### TASK INSTRUCTIONS
Images excluded, repeat each entry below exactly.

--- START RECORDS FOR THE TASK ---

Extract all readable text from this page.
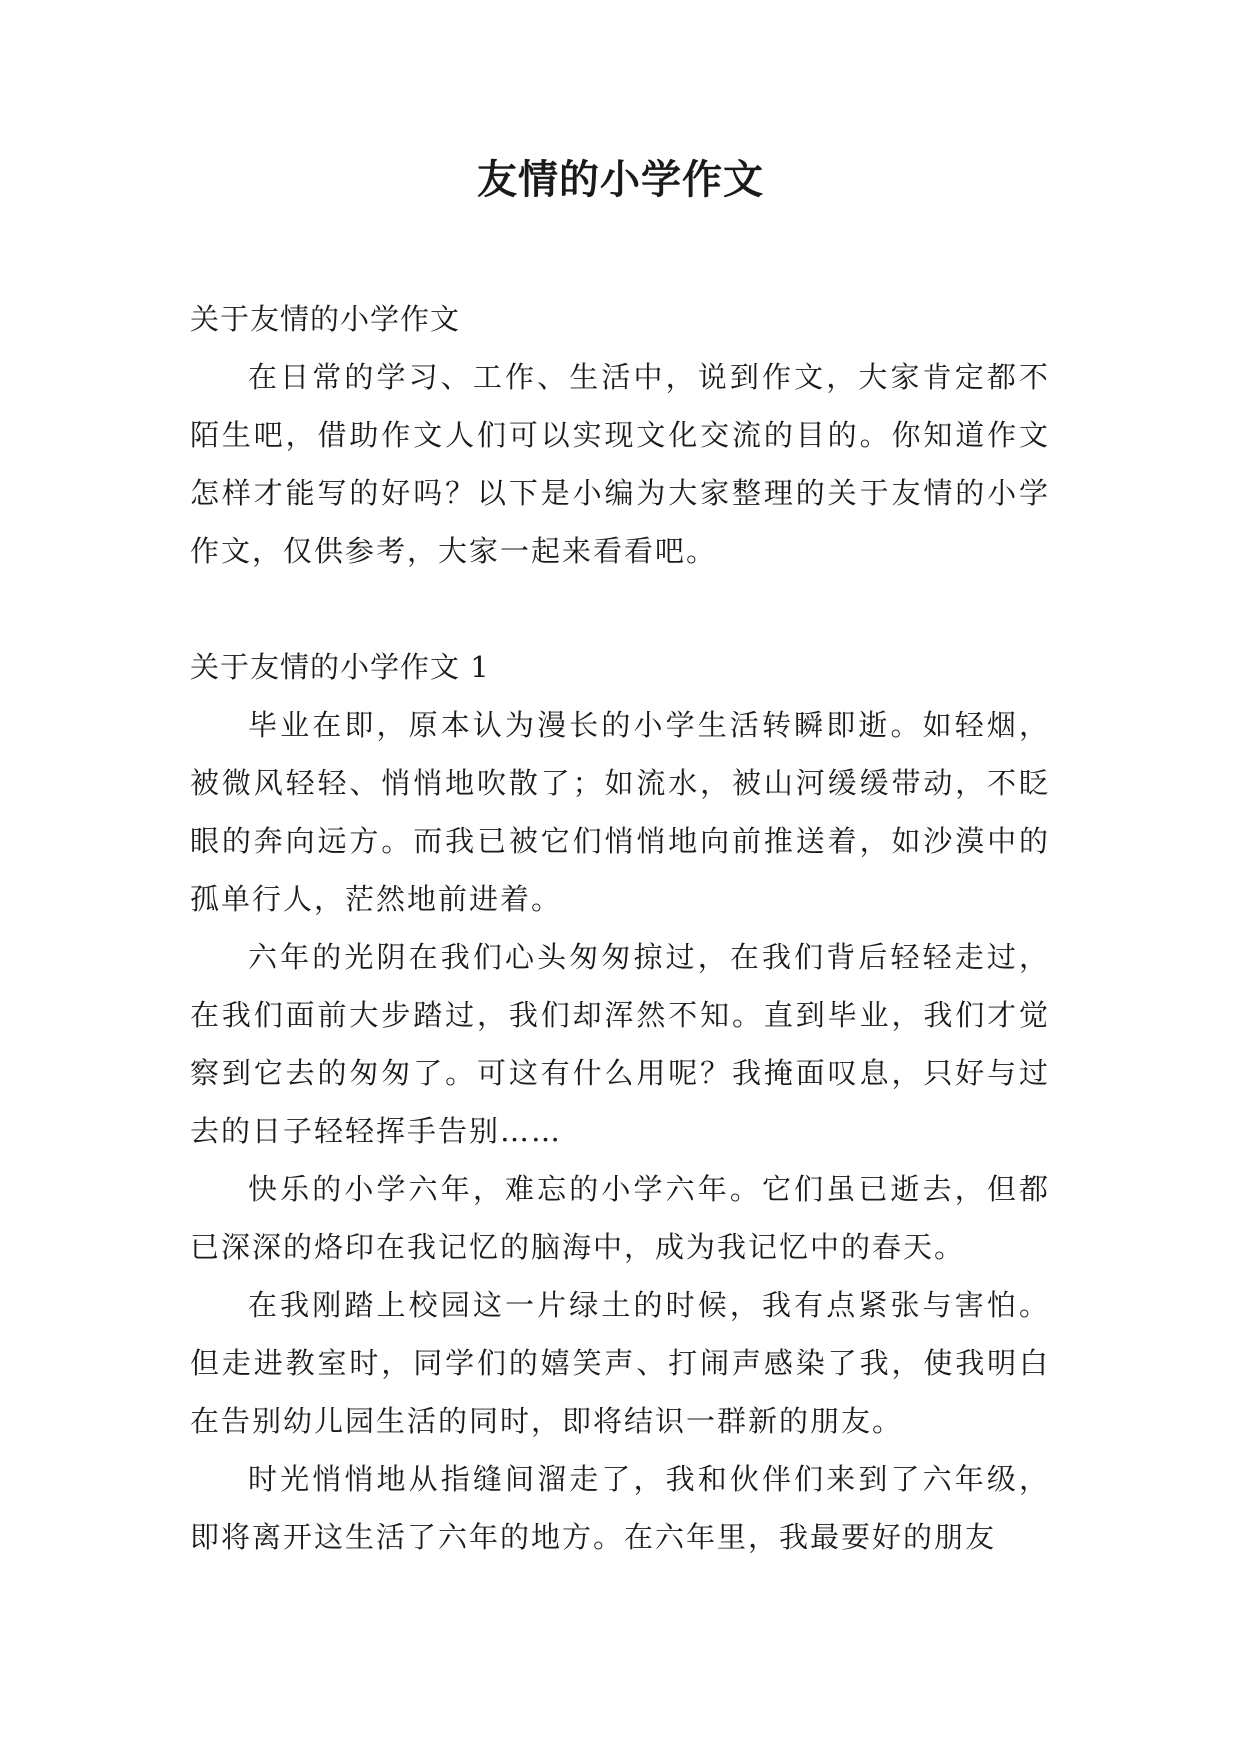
友情的小学作文

关于友情的小学作文

在日常的学习、工作、生活中，说到作文，大家肯定都不陌生吧，借助作文人们可以实现文化交流的目的。你知道作文怎样才能写的好吗？以下是小编为大家整理的关于友情的小学作文，仅供参考，大家一起来看看吧。

关于友情的小学作文 1

毕业在即，原本认为漫长的小学生活转瞬即逝。如轻烟，被微风轻轻、悄悄地吹散了；如流水，被山河缓缓带动，不眨眼的奔向远方。而我已被它们悄悄地向前推送着，如沙漠中的孤单行人，茫然地前进着。

六年的光阴在我们心头匆匆掠过，在我们背后轻轻走过，在我们面前大步踏过，我们却浑然不知。直到毕业，我们才觉察到它去的匆匆了。可这有什么用呢？我掩面叹息，只好与过去的日子轻轻挥手告别……

快乐的小学六年，难忘的小学六年。它们虽已逝去，但都已深深的烙印在我记忆的脑海中，成为我记忆中的春天。

在我刚踏上校园这一片绿土的时候，我有点紧张与害怕。但走进教室时，同学们的嬉笑声、打闹声感染了我，使我明白在告别幼儿园生活的同时，即将结识一群新的朋友。

时光悄悄地从指缝间溜走了，我和伙伴们来到了六年级，即将离开这生活了六年的地方。在六年里，我最要好的朋友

--- END RECORDS FOR THE TASK ---

### THE COMPLETED TASK
Extract all readable text from this page.
友情的小学作文

关于友情的小学作文

在日常的学习、工作、生活中，说到作文，大家肯定都不陌生吧，借助作文人们可以实现文化交流的目的。你知道作文怎样才能写的好吗？以下是小编为大家整理的关于友情的小学作文，仅供参考，大家一起来看看吧。

关于友情的小学作文 1

毕业在即，原本认为漫长的小学生活转瞬即逝。如轻烟，被微风轻轻、悄悄地吹散了；如流水，被山河缓缓带动，不眨眼的奔向远方。而我已被它们悄悄地向前推送着，如沙漠中的孤单行人，茫然地前进着。

六年的光阴在我们心头匆匆掠过，在我们背后轻轻走过，在我们面前大步踏过，我们却浑然不知。直到毕业，我们才觉察到它去的匆匆了。可这有什么用呢？我掩面叹息，只好与过去的日子轻轻挥手告别……

快乐的小学六年，难忘的小学六年。它们虽已逝去，但都已深深的烙印在我记忆的脑海中，成为我记忆中的春天。

在我刚踏上校园这一片绿土的时候，我有点紧张与害怕。但走进教室时，同学们的嬉笑声、打闹声感染了我，使我明白在告别幼儿园生活的同时，即将结识一群新的朋友。

时光悄悄地从指缝间溜走了，我和伙伴们来到了六年级，即将离开这生活了六年的地方。在六年里，我最要好的朋友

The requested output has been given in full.